#### PROVIDED DATA ####
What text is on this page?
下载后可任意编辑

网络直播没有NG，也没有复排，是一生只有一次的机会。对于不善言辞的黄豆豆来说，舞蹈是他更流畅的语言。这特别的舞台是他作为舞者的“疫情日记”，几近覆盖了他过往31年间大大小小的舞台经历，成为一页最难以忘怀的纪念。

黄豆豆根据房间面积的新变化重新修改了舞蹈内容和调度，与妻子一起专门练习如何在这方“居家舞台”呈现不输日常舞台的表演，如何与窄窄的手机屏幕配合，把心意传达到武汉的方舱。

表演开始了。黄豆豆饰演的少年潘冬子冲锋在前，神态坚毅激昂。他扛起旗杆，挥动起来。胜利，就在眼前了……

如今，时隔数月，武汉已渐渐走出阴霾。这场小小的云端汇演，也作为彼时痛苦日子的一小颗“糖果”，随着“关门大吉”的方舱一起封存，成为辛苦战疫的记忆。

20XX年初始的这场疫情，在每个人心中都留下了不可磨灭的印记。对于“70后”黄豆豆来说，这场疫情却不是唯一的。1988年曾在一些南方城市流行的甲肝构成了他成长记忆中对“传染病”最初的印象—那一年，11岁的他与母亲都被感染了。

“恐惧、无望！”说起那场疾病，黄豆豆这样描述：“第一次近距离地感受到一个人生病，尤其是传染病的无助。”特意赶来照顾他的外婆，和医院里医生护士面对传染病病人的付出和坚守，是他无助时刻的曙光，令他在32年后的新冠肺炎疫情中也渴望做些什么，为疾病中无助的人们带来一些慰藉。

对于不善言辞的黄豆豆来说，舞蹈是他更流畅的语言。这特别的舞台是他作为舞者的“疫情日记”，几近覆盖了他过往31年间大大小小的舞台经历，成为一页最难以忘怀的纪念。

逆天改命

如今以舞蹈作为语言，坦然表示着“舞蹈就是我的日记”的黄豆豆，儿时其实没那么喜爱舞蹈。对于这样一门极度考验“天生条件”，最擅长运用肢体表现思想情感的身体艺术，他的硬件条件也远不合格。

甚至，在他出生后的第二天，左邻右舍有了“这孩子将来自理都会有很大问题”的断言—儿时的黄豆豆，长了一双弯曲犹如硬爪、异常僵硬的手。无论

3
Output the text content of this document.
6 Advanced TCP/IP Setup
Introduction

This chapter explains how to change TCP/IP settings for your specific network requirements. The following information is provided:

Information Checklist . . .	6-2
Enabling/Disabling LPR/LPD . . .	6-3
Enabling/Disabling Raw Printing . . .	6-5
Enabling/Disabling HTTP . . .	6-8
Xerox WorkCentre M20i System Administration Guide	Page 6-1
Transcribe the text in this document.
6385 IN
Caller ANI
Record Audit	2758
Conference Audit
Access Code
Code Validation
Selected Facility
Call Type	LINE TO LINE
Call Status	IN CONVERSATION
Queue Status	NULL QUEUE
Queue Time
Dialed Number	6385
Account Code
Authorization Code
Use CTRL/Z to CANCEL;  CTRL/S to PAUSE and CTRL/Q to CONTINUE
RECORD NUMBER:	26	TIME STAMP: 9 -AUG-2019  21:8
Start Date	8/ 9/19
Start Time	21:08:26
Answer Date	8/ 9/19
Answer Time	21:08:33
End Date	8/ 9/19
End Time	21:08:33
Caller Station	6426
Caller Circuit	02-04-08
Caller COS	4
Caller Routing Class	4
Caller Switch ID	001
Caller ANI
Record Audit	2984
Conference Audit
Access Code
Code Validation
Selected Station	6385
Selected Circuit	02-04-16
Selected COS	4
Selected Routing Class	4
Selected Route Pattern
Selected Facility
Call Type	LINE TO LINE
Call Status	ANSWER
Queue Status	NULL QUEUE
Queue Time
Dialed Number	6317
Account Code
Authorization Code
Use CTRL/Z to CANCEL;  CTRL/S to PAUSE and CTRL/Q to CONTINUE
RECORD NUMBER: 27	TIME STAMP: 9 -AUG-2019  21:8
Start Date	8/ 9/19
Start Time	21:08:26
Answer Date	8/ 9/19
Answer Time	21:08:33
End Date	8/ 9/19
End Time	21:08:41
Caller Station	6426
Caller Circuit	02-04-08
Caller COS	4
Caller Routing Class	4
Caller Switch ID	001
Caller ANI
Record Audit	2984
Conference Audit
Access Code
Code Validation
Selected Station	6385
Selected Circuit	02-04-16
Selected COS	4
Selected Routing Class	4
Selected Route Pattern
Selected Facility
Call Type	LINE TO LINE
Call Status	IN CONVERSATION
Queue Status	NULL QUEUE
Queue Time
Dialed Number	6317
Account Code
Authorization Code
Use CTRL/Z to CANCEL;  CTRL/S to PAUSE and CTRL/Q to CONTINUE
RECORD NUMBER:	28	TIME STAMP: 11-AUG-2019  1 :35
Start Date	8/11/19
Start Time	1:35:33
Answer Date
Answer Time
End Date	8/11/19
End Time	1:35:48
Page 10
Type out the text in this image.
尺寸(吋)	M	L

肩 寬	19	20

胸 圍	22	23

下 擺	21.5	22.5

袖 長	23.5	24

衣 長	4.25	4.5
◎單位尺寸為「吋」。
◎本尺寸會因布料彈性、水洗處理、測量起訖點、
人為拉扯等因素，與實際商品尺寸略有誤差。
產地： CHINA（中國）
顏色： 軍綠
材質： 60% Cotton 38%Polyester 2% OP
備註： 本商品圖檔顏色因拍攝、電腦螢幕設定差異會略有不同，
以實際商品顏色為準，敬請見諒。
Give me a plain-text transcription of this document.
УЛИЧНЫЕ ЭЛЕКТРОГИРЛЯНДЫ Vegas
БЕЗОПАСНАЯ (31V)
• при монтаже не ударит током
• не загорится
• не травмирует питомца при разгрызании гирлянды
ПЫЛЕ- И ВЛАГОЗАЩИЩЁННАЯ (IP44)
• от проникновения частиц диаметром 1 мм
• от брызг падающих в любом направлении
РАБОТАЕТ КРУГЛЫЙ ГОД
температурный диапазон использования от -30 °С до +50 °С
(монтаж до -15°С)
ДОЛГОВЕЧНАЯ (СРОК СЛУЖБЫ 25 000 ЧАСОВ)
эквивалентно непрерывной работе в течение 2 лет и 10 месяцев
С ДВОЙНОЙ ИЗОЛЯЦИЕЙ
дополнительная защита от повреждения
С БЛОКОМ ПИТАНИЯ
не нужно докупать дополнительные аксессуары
####
Repeat the records above exactly as they appear.

• **RESULT OF THE EXERCISE**:
What text is on this page?
下载后可任意编辑

网络直播没有NG，也没有复排，是一生只有一次的机会。对于不善言辞的黄豆豆来说，舞蹈是他更流畅的语言。这特别的舞台是他作为舞者的“疫情日记”，几近覆盖了他过往31年间大大小小的舞台经历，成为一页最难以忘怀的纪念。

黄豆豆根据房间面积的新变化重新修改了舞蹈内容和调度，与妻子一起专门练习如何在这方“居家舞台”呈现不输日常舞台的表演，如何与窄窄的手机屏幕配合，把心意传达到武汉的方舱。

表演开始了。黄豆豆饰演的少年潘冬子冲锋在前，神态坚毅激昂。他扛起旗杆，挥动起来。胜利，就在眼前了……

如今，时隔数月，武汉已渐渐走出阴霾。这场小小的云端汇演，也作为彼时痛苦日子的一小颗“糖果”，随着“关门大吉”的方舱一起封存，成为辛苦战疫的记忆。

20XX年初始的这场疫情，在每个人心中都留下了不可磨灭的印记。对于“70后”黄豆豆来说，这场疫情却不是唯一的。1988年曾在一些南方城市流行的甲肝构成了他成长记忆中对“传染病”最初的印象—那一年，11岁的他与母亲都被感染了。

“恐惧、无望！”说起那场疾病，黄豆豆这样描述：“第一次近距离地感受到一个人生病，尤其是传染病的无助。”特意赶来照顾他的外婆，和医院里医生护士面对传染病病人的付出和坚守，是他无助时刻的曙光，令他在32年后的新冠肺炎疫情中也渴望做些什么，为疾病中无助的人们带来一些慰藉。

对于不善言辞的黄豆豆来说，舞蹈是他更流畅的语言。这特别的舞台是他作为舞者的“疫情日记”，几近覆盖了他过往31年间大大小小的舞台经历，成为一页最难以忘怀的纪念。

逆天改命

如今以舞蹈作为语言，坦然表示着“舞蹈就是我的日记”的黄豆豆，儿时其实没那么喜爱舞蹈。对于这样一门极度考验“天生条件”，最擅长运用肢体表现思想情感的身体艺术，他的硬件条件也远不合格。

甚至，在他出生后的第二天，左邻右舍有了“这孩子将来自理都会有很大问题”的断言—儿时的黄豆豆，长了一双弯曲犹如硬爪、异常僵硬的手。无论

3
Output the text content of this document.
6 Advanced TCP/IP Setup
Introduction

This chapter explains how to change TCP/IP settings for your specific network requirements. The following information is provided:

Information Checklist . . .	6-2
Enabling/Disabling LPR/LPD . . .	6-3
Enabling/Disabling Raw Printing . . .	6-5
Enabling/Disabling HTTP . . .	6-8
Xerox WorkCentre M20i System Administration Guide	Page 6-1
Transcribe the text in this document.
6385 IN
Caller ANI
Record Audit	2758
Conference Audit
Access Code
Code Validation
Selected Facility
Call Type	LINE TO LINE
Call Status	IN CONVERSATION
Queue Status	NULL QUEUE
Queue Time
Dialed Number	6385
Account Code
Authorization Code
Use CTRL/Z to CANCEL;  CTRL/S to PAUSE and CTRL/Q to CONTINUE
RECORD NUMBER:	26	TIME STAMP: 9 -AUG-2019  21:8
Start Date	8/ 9/19
Start Time	21:08:26
Answer Date	8/ 9/19
Answer Time	21:08:33
End Date	8/ 9/19
End Time	21:08:33
Caller Station	6426
Caller Circuit	02-04-08
Caller COS	4
Caller Routing Class	4
Caller Switch ID	001
Caller ANI
Record Audit	2984
Conference Audit
Access Code
Code Validation
Selected Station	6385
Selected Circuit	02-04-16
Selected COS	4
Selected Routing Class	4
Selected Route Pattern
Selected Facility
Call Type	LINE TO LINE
Call Status	ANSWER
Queue Status	NULL QUEUE
Queue Time
Dialed Number	6317
Account Code
Authorization Code
Use CTRL/Z to CANCEL;  CTRL/S to PAUSE and CTRL/Q to CONTINUE
RECORD NUMBER: 27	TIME STAMP: 9 -AUG-2019  21:8
Start Date	8/ 9/19
Start Time	21:08:26
Answer Date	8/ 9/19
Answer Time	21:08:33
End Date	8/ 9/19
End Time	21:08:41
Caller Station	6426
Caller Circuit	02-04-08
Caller COS	4
Caller Routing Class	4
Caller Switch ID	001
Caller ANI
Record Audit	2984
Conference Audit
Access Code
Code Validation
Selected Station	6385
Selected Circuit	02-04-16
Selected COS	4
Selected Routing Class	4
Selected Route Pattern
Selected Facility
Call Type	LINE TO LINE
Call Status	IN CONVERSATION
Queue Status	NULL QUEUE
Queue Time
Dialed Number	6317
Account Code
Authorization Code
Use CTRL/Z to CANCEL;  CTRL/S to PAUSE and CTRL/Q to CONTINUE
RECORD NUMBER:	28	TIME STAMP: 11-AUG-2019  1 :35
Start Date	8/11/19
Start Time	1:35:33
Answer Date
Answer Time
End Date	8/11/19
End Time	1:35:48
Page 10
Type out the text in this image.
尺寸(吋)	M	L

肩 寬	19	20

胸 圍	22	23

下 擺	21.5	22.5

袖 長	23.5	24

衣 長	4.25	4.5
◎單位尺寸為「吋」。
◎本尺寸會因布料彈性、水洗處理、測量起訖點、
人為拉扯等因素，與實際商品尺寸略有誤差。
產地： CHINA（中國）
顏色： 軍綠
材質： 60% Cotton 38%Polyester 2% OP
備註： 本商品圖檔顏色因拍攝、電腦螢幕設定差異會略有不同，
以實際商品顏色為準，敬請見諒。
Give me a plain-text transcription of this document.
УЛИЧНЫЕ ЭЛЕКТРОГИРЛЯНДЫ Vegas
БЕЗОПАСНАЯ (31V)
• при монтаже не ударит током
• не загорится
• не травмирует питомца при разгрызании гирлянды
ПЫЛЕ- И ВЛАГОЗАЩИЩЁННАЯ (IP44)
• от проникновения частиц диаметром 1 мм
• от брызг падающих в любом направлении
РАБОТАЕТ КРУГЛЫЙ ГОД
температурный диапазон использования от -30 °С до +50 °С
(монтаж до -15°С)
ДОЛГОВЕЧНАЯ (СРОК СЛУЖБЫ 25 000 ЧАСОВ)
эквивалентно непрерывной работе в течение 2 лет и 10 месяцев
С ДВОЙНОЙ ИЗОЛЯЦИЕЙ
дополнительная защита от повреждения
С БЛОКОМ ПИТАНИЯ
не нужно докупать дополнительные аксессуары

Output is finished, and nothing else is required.